§ **Written exercise**:
Every line that contains the word "Wang" should be copied.
─── Data
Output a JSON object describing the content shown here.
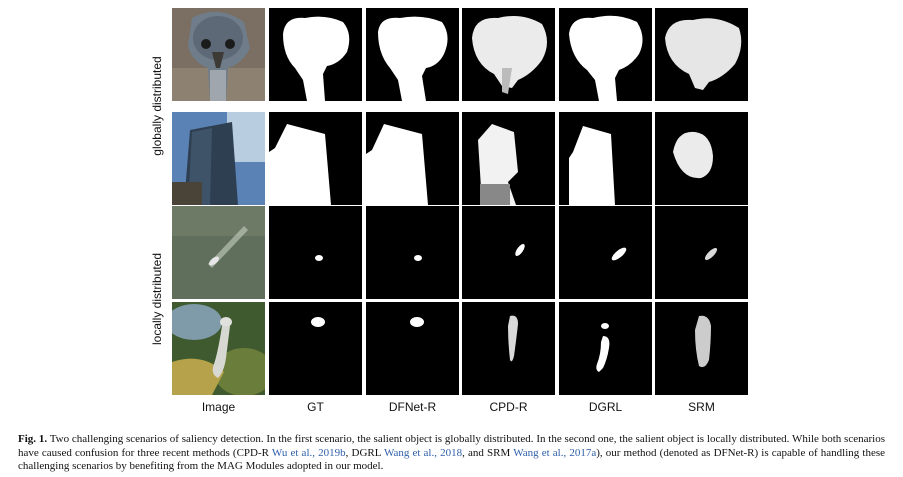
{
  "group_labels": {
    "global": "globally distributed",
    "local": "locally distributed"
  },
  "columns": [
    "Image",
    "GT",
    "DFNet-R",
    "CPD-R",
    "DGRL",
    "SRM"
  ],
  "caption": {
    "fig_label": "Fig. 1.",
    "part1": "Two challenging scenarios of saliency detection. In the first scenario, the salient object is globally distributed. In the second one, the salient object is locally distributed. While both scenarios have caused confusion for three recent methods (CPD-R ",
    "cite1": "Wu et al., 2019b",
    "part2": ", DGRL ",
    "cite2": "Wang et al., 2018",
    "part3": ", and SRM ",
    "cite3": "Wang et al., 2017a",
    "part4": "), our method (denoted as DFNet-R) is capable of handling these challenging scenarios by benefiting from the MAG Modules adopted in our model."
  }
}
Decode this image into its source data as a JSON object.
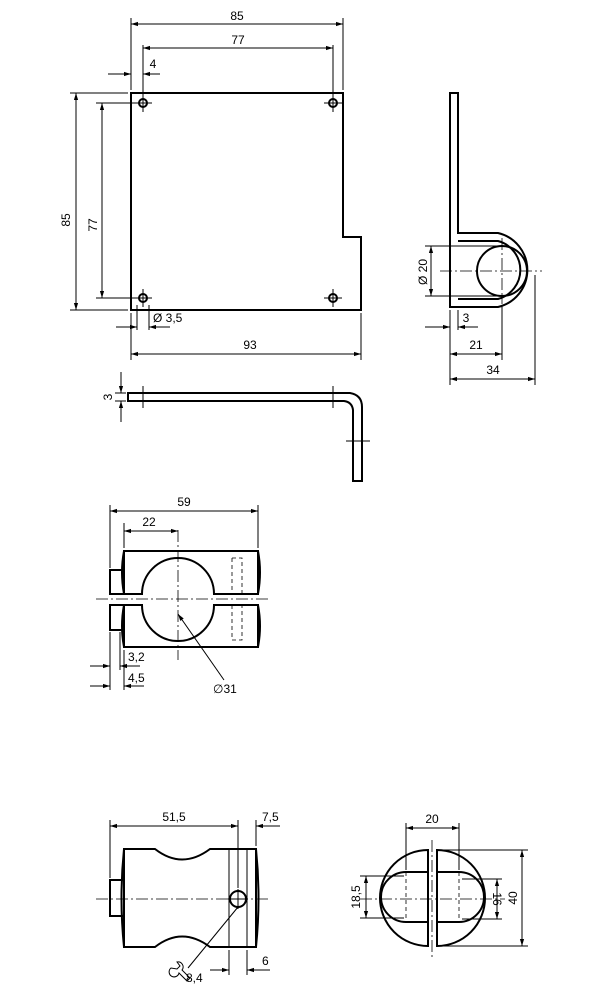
{
  "dimensions": {
    "plate_width_outer": "85",
    "plate_width_holes": "77",
    "hole_offset": "4",
    "plate_height_outer": "85",
    "plate_height_holes": "77",
    "hole_diameter": "Ø 3,5",
    "plate_total_width": "93",
    "bracket_hole_diameter": "Ø 20",
    "bracket_thickness_side": "3",
    "bracket_hole_center": "21",
    "bracket_depth": "34",
    "sheet_thickness": "3",
    "clamp_width": "59",
    "clamp_center": "22",
    "clamp_offset_a": "3,2",
    "clamp_offset_b": "4,5",
    "clamp_bore": "∅31",
    "holder_length": "51,5",
    "holder_screw_offset": "7,5",
    "holder_wrench_size": "8,4",
    "holder_screw_width": "6",
    "holder_gap_width": "20",
    "holder_inner_height": "18,5",
    "holder_inner_diameter": "16",
    "holder_outer_height": "40"
  }
}
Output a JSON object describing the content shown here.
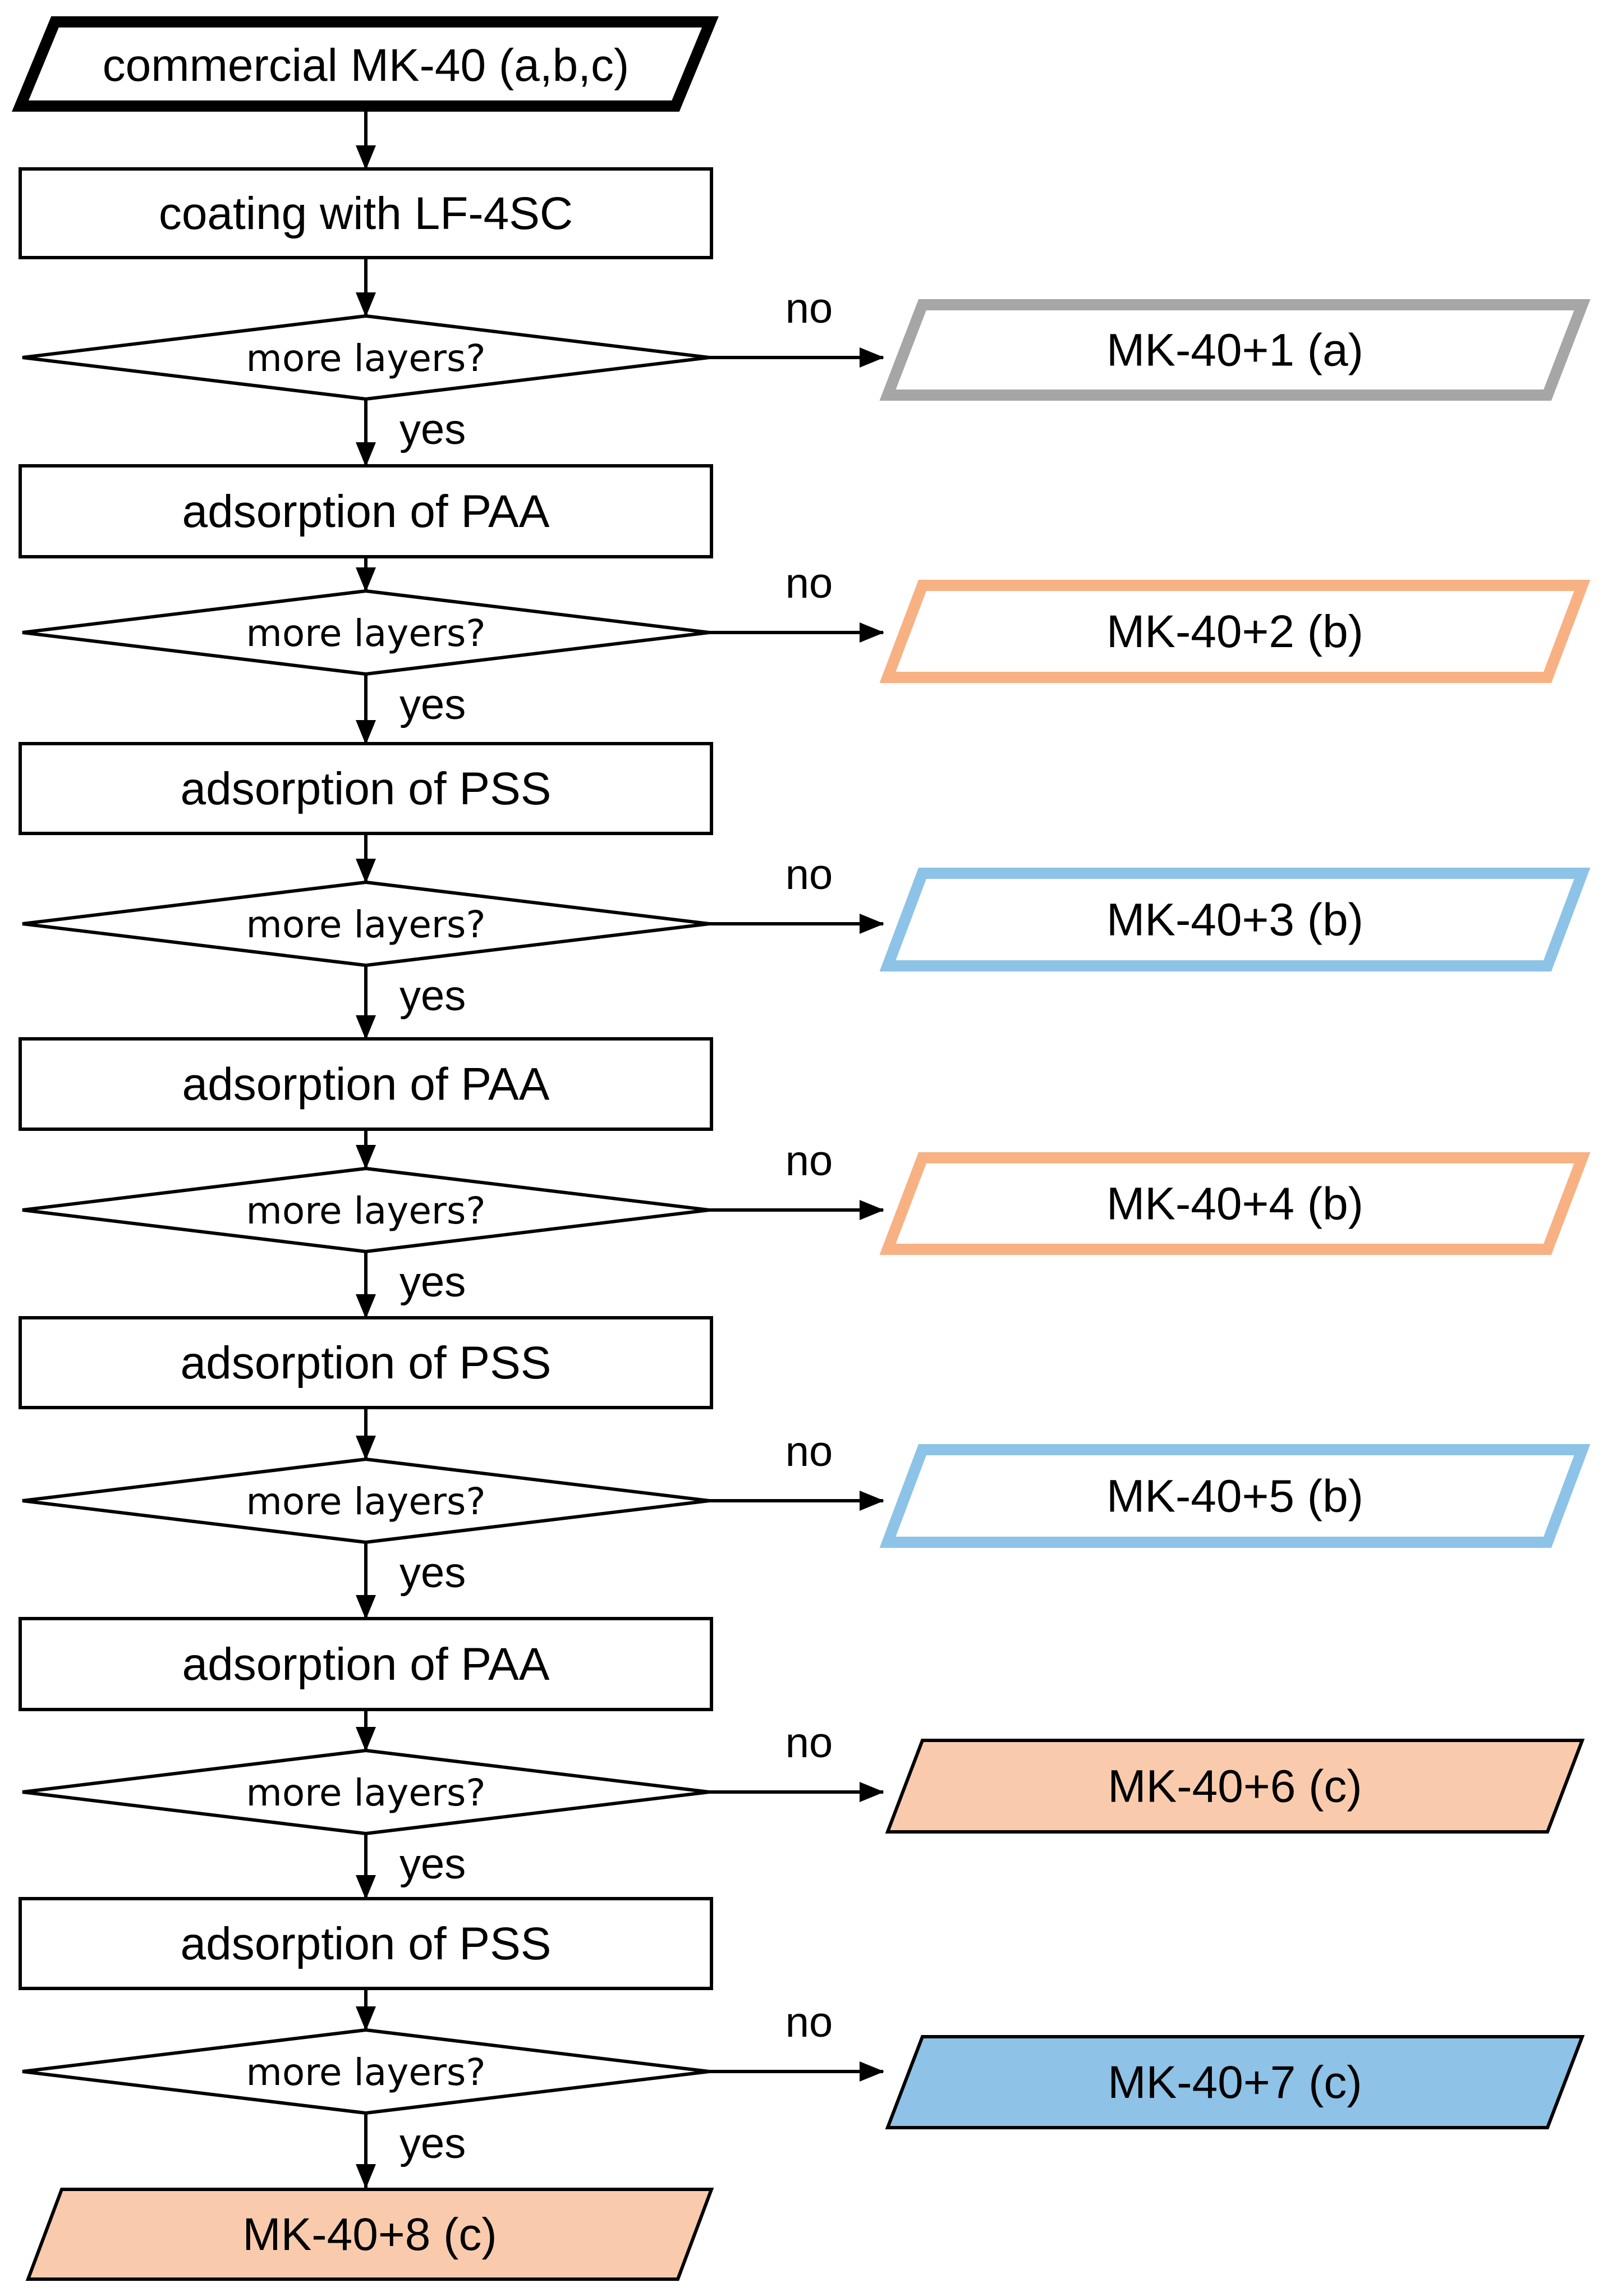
{
  "start": {
    "label": "commercial MK-40 (a,b,c)"
  },
  "steps": [
    "coating with LF-4SC",
    "adsorption of PAA",
    "adsorption of PSS",
    "adsorption of PAA",
    "adsorption of PSS",
    "adsorption of PAA",
    "adsorption of PSS"
  ],
  "decision_label": "more layers?",
  "yes_label": "yes",
  "no_label": "no",
  "outputs": [
    {
      "label": "MK-40+1 (a)",
      "style": "outline",
      "color": "#A6A6A6"
    },
    {
      "label": "MK-40+2 (b)",
      "style": "outline",
      "color": "#F8B183"
    },
    {
      "label": "MK-40+3 (b)",
      "style": "outline",
      "color": "#8DC3E6"
    },
    {
      "label": "MK-40+4 (b)",
      "style": "outline",
      "color": "#F8B183"
    },
    {
      "label": "MK-40+5 (b)",
      "style": "outline",
      "color": "#8DC3E6"
    },
    {
      "label": "MK-40+6 (c)",
      "style": "filled",
      "color": "#F9CBAC"
    },
    {
      "label": "MK-40+7 (c)",
      "style": "filled",
      "color": "#8EC2E6"
    }
  ],
  "final": {
    "label": "MK-40+8 (c)",
    "color": "#F9CBAC"
  }
}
──────
§ **Task result**:
    "cite2": "Wang et al., 2018",
    "cite3": "Wang et al., 2017a",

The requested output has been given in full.